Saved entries
# # # # #

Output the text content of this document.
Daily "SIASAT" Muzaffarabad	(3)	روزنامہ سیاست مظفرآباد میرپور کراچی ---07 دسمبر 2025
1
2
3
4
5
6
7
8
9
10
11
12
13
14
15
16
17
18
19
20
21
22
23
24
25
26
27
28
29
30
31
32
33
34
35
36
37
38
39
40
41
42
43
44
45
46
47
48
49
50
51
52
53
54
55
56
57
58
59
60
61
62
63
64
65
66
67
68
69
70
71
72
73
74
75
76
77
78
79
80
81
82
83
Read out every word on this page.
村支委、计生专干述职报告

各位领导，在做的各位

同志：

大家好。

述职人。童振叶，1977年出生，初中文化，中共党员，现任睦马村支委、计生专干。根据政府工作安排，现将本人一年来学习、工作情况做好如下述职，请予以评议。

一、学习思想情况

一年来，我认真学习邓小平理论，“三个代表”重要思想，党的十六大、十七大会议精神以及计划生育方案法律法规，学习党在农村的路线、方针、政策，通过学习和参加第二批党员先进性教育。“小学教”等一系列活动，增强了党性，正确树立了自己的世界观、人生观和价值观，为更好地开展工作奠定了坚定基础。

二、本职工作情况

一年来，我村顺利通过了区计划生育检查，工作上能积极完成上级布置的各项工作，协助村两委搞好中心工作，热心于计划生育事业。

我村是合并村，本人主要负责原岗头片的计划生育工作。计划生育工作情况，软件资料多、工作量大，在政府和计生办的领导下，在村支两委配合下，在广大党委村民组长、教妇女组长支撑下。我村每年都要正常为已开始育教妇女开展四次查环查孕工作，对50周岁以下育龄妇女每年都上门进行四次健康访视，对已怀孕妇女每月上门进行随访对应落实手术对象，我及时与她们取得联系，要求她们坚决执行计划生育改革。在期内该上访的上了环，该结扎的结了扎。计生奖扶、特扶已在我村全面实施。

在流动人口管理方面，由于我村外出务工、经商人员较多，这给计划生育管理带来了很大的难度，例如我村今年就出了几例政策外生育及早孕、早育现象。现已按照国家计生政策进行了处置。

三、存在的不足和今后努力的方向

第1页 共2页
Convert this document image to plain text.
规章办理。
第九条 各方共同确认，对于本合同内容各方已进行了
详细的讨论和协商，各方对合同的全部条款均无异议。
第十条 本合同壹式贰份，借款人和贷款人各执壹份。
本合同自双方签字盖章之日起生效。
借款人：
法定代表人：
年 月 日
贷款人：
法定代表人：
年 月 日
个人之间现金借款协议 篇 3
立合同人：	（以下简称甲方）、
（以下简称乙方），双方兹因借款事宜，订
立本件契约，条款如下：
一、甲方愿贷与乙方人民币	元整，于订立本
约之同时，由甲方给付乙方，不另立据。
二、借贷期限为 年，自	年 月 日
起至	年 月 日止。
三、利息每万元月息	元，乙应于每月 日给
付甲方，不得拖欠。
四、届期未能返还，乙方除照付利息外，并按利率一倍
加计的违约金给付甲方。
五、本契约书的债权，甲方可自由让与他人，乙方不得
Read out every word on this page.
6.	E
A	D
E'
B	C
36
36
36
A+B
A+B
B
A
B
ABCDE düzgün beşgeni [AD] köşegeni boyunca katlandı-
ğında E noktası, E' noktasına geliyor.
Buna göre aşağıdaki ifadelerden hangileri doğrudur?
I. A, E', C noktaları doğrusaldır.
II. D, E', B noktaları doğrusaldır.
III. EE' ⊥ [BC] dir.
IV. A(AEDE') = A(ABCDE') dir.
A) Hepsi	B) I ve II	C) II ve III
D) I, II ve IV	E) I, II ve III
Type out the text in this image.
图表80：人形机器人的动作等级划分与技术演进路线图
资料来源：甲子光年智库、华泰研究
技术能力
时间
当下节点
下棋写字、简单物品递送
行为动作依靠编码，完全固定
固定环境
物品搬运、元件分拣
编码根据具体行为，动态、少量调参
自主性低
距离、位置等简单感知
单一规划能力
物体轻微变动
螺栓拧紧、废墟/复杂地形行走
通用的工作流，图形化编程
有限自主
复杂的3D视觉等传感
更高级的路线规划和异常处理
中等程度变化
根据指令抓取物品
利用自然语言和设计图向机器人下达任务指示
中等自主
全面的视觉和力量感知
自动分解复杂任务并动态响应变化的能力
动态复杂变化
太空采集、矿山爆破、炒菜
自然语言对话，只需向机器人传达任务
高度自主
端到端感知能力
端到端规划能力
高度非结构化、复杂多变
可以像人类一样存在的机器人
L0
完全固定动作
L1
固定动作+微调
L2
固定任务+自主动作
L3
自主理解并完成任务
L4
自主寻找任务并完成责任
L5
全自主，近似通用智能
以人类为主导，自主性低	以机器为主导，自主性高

# # # # #

AIM
Retype the data exactly as given.

REPLY TO THE EXERCISE
Output the text content of this document.
Daily "SIASAT" Muzaffarabad	(3)	روزنامہ سیاست مظفرآباد میرپور کراچی ---07 دسمبر 2025
1
2
3
4
5
6
7
8
9
10
11
12
13
14
15
16
17
18
19
20
21
22
23
24
25
26
27
28
29
30
31
32
33
34
35
36
37
38
39
40
41
42
43
44
45
46
47
48
49
50
51
52
53
54
55
56
57
58
59
60
61
62
63
64
65
66
67
68
69
70
71
72
73
74
75
76
77
78
79
80
81
82
83
Read out every word on this page.
村支委、计生专干述职报告

各位领导，在做的各位

同志：

大家好。

述职人。童振叶，1977年出生，初中文化，中共党员，现任睦马村支委、计生专干。根据政府工作安排，现将本人一年来学习、工作情况做好如下述职，请予以评议。

一、学习思想情况

一年来，我认真学习邓小平理论，“三个代表”重要思想，党的十六大、十七大会议精神以及计划生育方案法律法规，学习党在农村的路线、方针、政策，通过学习和参加第二批党员先进性教育。“小学教”等一系列活动，增强了党性，正确树立了自己的世界观、人生观和价值观，为更好地开展工作奠定了坚定基础。

二、本职工作情况

一年来，我村顺利通过了区计划生育检查，工作上能积极完成上级布置的各项工作，协助村两委搞好中心工作，热心于计划生育事业。

我村是合并村，本人主要负责原岗头片的计划生育工作。计划生育工作情况，软件资料多、工作量大，在政府和计生办的领导下，在村支两委配合下，在广大党委村民组长、教妇女组长支撑下。我村每年都要正常为已开始育教妇女开展四次查环查孕工作，对50周岁以下育龄妇女每年都上门进行四次健康访视，对已怀孕妇女每月上门进行随访对应落实手术对象，我及时与她们取得联系，要求她们坚决执行计划生育改革。在期内该上访的上了环，该结扎的结了扎。计生奖扶、特扶已在我村全面实施。

在流动人口管理方面，由于我村外出务工、经商人员较多，这给计划生育管理带来了很大的难度，例如我村今年就出了几例政策外生育及早孕、早育现象。现已按照国家计生政策进行了处置。

三、存在的不足和今后努力的方向

第1页 共2页
Convert this document image to plain text.
规章办理。
第九条 各方共同确认，对于本合同内容各方已进行了
详细的讨论和协商，各方对合同的全部条款均无异议。
第十条 本合同壹式贰份，借款人和贷款人各执壹份。
本合同自双方签字盖章之日起生效。
借款人：
法定代表人：
年 月 日
贷款人：
法定代表人：
年 月 日
个人之间现金借款协议 篇 3
立合同人：	（以下简称甲方）、
（以下简称乙方），双方兹因借款事宜，订
立本件契约，条款如下：
一、甲方愿贷与乙方人民币	元整，于订立本
约之同时，由甲方给付乙方，不另立据。
二、借贷期限为 年，自	年 月 日
起至	年 月 日止。
三、利息每万元月息	元，乙应于每月 日给
付甲方，不得拖欠。
四、届期未能返还，乙方除照付利息外，并按利率一倍
加计的违约金给付甲方。
五、本契约书的债权，甲方可自由让与他人，乙方不得
Read out every word on this page.
6.	E
A	D
E'
B	C
36
36
36
A+B
A+B
B
A
B
ABCDE düzgün beşgeni [AD] köşegeni boyunca katlandı-
ğında E noktası, E' noktasına geliyor.
Buna göre aşağıdaki ifadelerden hangileri doğrudur?
I. A, E', C noktaları doğrusaldır.
II. D, E', B noktaları doğrusaldır.
III. EE' ⊥ [BC] dir.
IV. A(AEDE') = A(ABCDE') dir.
A) Hepsi	B) I ve II	C) II ve III
D) I, II ve IV	E) I, II ve III
Type out the text in this image.
图表80：人形机器人的动作等级划分与技术演进路线图
资料来源：甲子光年智库、华泰研究
技术能力
时间
当下节点
下棋写字、简单物品递送
行为动作依靠编码，完全固定
固定环境
物品搬运、元件分拣
编码根据具体行为，动态、少量调参
自主性低
距离、位置等简单感知
单一规划能力
物体轻微变动
螺栓拧紧、废墟/复杂地形行走
通用的工作流，图形化编程
有限自主
复杂的3D视觉等传感
更高级的路线规划和异常处理
中等程度变化
根据指令抓取物品
利用自然语言和设计图向机器人下达任务指示
中等自主
全面的视觉和力量感知
自动分解复杂任务并动态响应变化的能力
动态复杂变化
太空采集、矿山爆破、炒菜
自然语言对话，只需向机器人传达任务
高度自主
端到端感知能力
端到端规划能力
高度非结构化、复杂多变
可以像人类一样存在的机器人
L0
完全固定动作
L1
固定动作+微调
L2
固定任务+自主动作
L3
自主理解并完成任务
L4
自主寻找任务并完成责任
L5
全自主，近似通用智能
以人类为主导，自主性低	以机器为主导，自主性高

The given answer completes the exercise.